- Problem
Reproduce verbatim the rows below, from the line containing "List all visible" through the line containing "clamp-spring (362, 27, 382, 31)", inclusive, omitting the pictures.

- Given records
---------------

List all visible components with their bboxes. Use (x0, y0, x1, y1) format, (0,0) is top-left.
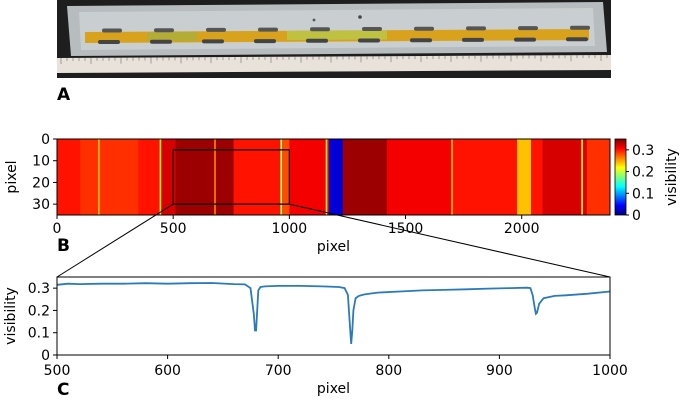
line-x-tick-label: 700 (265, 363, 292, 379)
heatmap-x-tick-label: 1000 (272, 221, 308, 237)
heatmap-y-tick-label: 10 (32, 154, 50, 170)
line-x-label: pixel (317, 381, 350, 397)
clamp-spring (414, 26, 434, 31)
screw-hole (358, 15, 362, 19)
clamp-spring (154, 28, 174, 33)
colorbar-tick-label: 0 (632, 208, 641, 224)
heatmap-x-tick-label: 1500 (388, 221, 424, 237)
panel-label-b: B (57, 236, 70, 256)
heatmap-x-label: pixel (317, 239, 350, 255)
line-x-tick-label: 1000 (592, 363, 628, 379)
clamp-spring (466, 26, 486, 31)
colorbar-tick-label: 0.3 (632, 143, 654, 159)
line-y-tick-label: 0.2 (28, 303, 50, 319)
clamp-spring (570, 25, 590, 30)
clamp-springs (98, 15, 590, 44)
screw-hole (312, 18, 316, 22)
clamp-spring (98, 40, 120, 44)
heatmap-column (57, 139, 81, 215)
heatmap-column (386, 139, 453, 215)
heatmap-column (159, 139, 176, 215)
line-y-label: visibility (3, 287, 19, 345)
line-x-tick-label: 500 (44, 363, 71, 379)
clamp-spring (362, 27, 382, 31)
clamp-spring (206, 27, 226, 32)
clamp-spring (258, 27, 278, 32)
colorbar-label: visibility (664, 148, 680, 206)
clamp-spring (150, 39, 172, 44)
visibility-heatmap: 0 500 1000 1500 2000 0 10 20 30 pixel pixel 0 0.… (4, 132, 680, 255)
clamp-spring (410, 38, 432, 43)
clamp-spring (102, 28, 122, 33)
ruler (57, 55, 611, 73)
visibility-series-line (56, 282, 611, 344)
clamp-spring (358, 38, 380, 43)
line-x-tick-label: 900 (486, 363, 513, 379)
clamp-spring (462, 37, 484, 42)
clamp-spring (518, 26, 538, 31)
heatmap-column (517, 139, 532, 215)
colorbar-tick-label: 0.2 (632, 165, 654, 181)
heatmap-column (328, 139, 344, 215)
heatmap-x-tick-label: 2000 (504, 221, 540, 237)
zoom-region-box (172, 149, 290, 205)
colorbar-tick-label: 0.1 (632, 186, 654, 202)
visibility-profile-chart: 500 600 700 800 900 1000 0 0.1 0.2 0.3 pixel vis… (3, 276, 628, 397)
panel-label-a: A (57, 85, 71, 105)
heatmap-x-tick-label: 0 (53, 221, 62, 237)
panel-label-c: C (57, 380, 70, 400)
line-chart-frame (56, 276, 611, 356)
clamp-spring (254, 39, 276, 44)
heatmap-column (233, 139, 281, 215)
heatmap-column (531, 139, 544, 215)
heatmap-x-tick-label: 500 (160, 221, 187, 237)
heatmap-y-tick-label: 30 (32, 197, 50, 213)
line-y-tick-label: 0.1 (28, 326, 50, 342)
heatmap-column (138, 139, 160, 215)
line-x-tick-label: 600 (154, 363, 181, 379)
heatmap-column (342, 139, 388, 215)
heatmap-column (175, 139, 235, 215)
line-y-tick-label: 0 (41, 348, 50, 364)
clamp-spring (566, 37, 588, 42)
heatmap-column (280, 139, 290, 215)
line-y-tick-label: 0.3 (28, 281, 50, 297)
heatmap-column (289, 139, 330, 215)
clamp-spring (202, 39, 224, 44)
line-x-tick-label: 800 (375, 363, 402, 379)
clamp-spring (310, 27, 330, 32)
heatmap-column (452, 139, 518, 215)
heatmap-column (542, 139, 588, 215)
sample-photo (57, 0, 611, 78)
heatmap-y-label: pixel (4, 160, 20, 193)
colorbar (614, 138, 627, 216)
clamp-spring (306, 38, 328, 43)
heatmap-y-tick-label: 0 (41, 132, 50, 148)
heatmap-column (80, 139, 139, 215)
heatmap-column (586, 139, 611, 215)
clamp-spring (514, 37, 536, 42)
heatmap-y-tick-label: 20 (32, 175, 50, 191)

---------------

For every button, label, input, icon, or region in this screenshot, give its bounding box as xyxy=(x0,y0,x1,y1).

---------------

- Exercise output
List all visible components with their bboxes. Use (x0, y0, x1, y1) format, (0,0) is top-left.
line-x-tick-label: 700 (265, 363, 292, 379)
heatmap-x-tick-label: 1000 (272, 221, 308, 237)
heatmap-y-tick-label: 10 (32, 154, 50, 170)
line-x-label: pixel (317, 381, 350, 397)
clamp-spring (414, 26, 434, 31)
screw-hole (358, 15, 362, 19)
clamp-spring (154, 28, 174, 33)
colorbar-tick-label: 0 (632, 208, 641, 224)
heatmap-x-tick-label: 1500 (388, 221, 424, 237)
panel-label-b: B (57, 236, 70, 256)
heatmap-x-label: pixel (317, 239, 350, 255)
line-x-tick-label: 1000 (592, 363, 628, 379)
clamp-spring (466, 26, 486, 31)
colorbar-tick-label: 0.3 (632, 143, 654, 159)
line-y-tick-label: 0.2 (28, 303, 50, 319)
clamp-spring (570, 25, 590, 30)
clamp-springs (98, 15, 590, 44)
screw-hole (312, 18, 316, 22)
clamp-spring (98, 40, 120, 44)
heatmap-column (57, 139, 81, 215)
heatmap-column (386, 139, 453, 215)
heatmap-column (159, 139, 176, 215)
line-y-label: visibility (3, 287, 19, 345)
line-x-tick-label: 500 (44, 363, 71, 379)
clamp-spring (362, 27, 382, 31)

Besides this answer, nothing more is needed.